Please pull out every line that includes the string "испытательного".
- - -
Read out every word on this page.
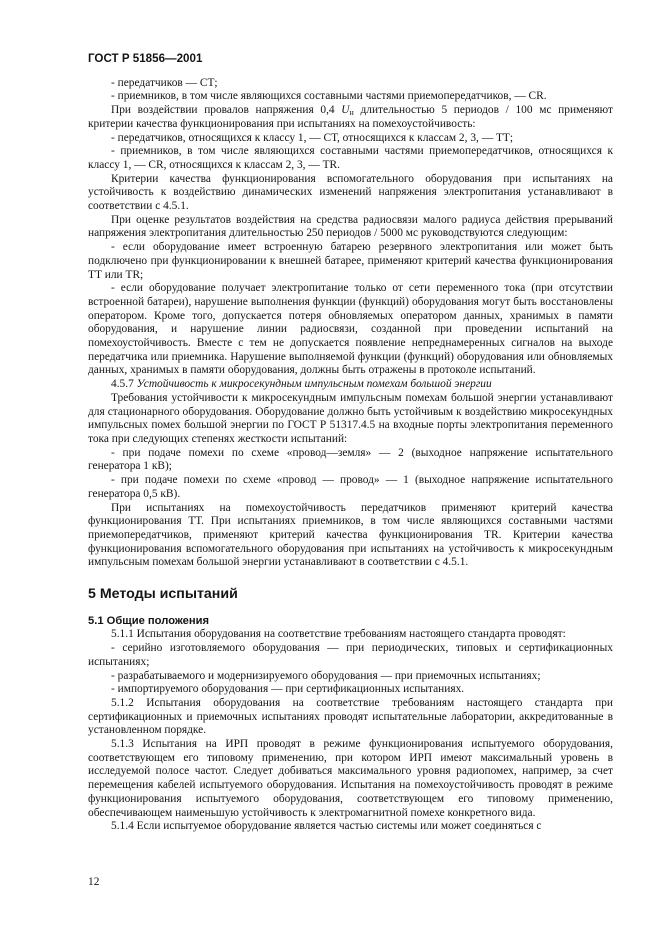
ГОСТ Р 51856—2001

- передатчиков — СТ;

- приемников, в том числе являющихся составными частями приемопередатчиков, — CR.

При воздействии провалов напряжения 0,4 $U_н$ длительностью 5 периодов / 100 мс применяют критерии качества функционирования при испытаниях на помехоустойчивость:

- передатчиков, относящихся к классу 1, — СТ, относящихся к классам 2, 3, — ТТ;

- приемников, в том числе являющихся составными частями приемопередатчиков, относящихся к классу 1, — CR, относящихся к классам 2, 3, — TR.

Критерии качества функционирования вспомогательного оборудования при испытаниях на устойчивость к воздействию динамических изменений напряжения электропитания устанавливают в соответствии с 4.5.1.

При оценке результатов воздействия на средства радиосвязи малого радиуса действия прерываний напряжения электропитания длительностью 250 периодов / 5000 мс руководствуются следующим:

- если оборудование имеет встроенную батарею резервного электропитания или может быть подключено при функционировании к внешней батарее, применяют критерий качества функционирования ТТ или TR;

- если оборудование получает электропитание только от сети переменного тока (при отсутствии встроенной батареи), нарушение выполнения функции (функций) оборудования могут быть восстановлены оператором. Кроме того, допускается потеря обновляемых оператором данных, хранимых в памяти оборудования, и нарушение линии радиосвязи, созданной при проведении испытаний на помехоустойчивость. Вместе с тем не допускается появление непреднамеренных сигналов на выходе передатчика или приемника. Нарушение выполняемой функции (функций) оборудования или обновляемых данных, хранимых в памяти оборудования, должны быть отражены в протоколе испытаний.

4.5.7 Устойчивость к микросекундным импульсным помехам большой энергии

Требования устойчивости к микросекундным импульсным помехам большой энергии устанавливают для стационарного оборудования. Оборудование должно быть устойчивым к воздействию микросекундных импульсных помех большой энергии по ГОСТ Р 51317.4.5 на входные порты электропитания переменного тока при следующих степенях жесткости испытаний:

- при подаче помехи по схеме «провод—земля» — 2 (выходное напряжение испытательного генератора 1 кВ);

- при подаче помехи по схеме «провод — провод» — 1 (выходное напряжение испытательного генератора 0,5 кВ).

При испытаниях на помехоустойчивость передатчиков применяют критерий качества функционирования ТТ. При испытаниях приемников, в том числе являющихся составными частями приемопередатчиков, применяют критерий качества функционирования TR. Критерии качества функционирования вспомогательного оборудования при испытаниях на устойчивость к микросекундным импульсным помехам большой энергии устанавливают в соответствии с 4.5.1.

5 Методы испытаний
5.1 Общие положения

5.1.1 Испытания оборудования на соответствие требованиям настоящего стандарта проводят:

- серийно изготовляемого оборудования — при периодических, типовых и сертификационных испытаниях;

- разрабатываемого и модернизируемого оборудования — при приемочных испытаниях;

- импортируемого оборудования — при сертификационных испытаниях.

5.1.2 Испытания оборудования на соответствие требованиям настоящего стандарта при сертификационных и приемочных испытаниях проводят испытательные лаборатории, аккредитованные в установленном порядке.

5.1.3 Испытания на ИРП проводят в режиме функционирования испытуемого оборудования, соответствующем его типовому применению, при котором ИРП имеют максимальный уровень в исследуемой полосе частот. Следует добиваться максимального уровня радиопомех, например, за счет перемещения кабелей испытуемого оборудования. Испытания на помехоустойчивость проводят в режиме функционирования испытуемого оборудования, соответствующем его типовому применению, обеспечивающем наименьшую устойчивость к электромагнитной помехе конкретного вида.

5.1.4 Если испытуемое оборудование является частью системы или может соединяться с

12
- - -
» Response to the exercise:
- при подаче помехи по схеме «провод—земля» — 2 (выходное напряжение испытательного генератора 1 кВ);
- при подаче помехи по схеме «провод — провод» — 1 (выходное напряжение испытательного генератора 0,5 кВ).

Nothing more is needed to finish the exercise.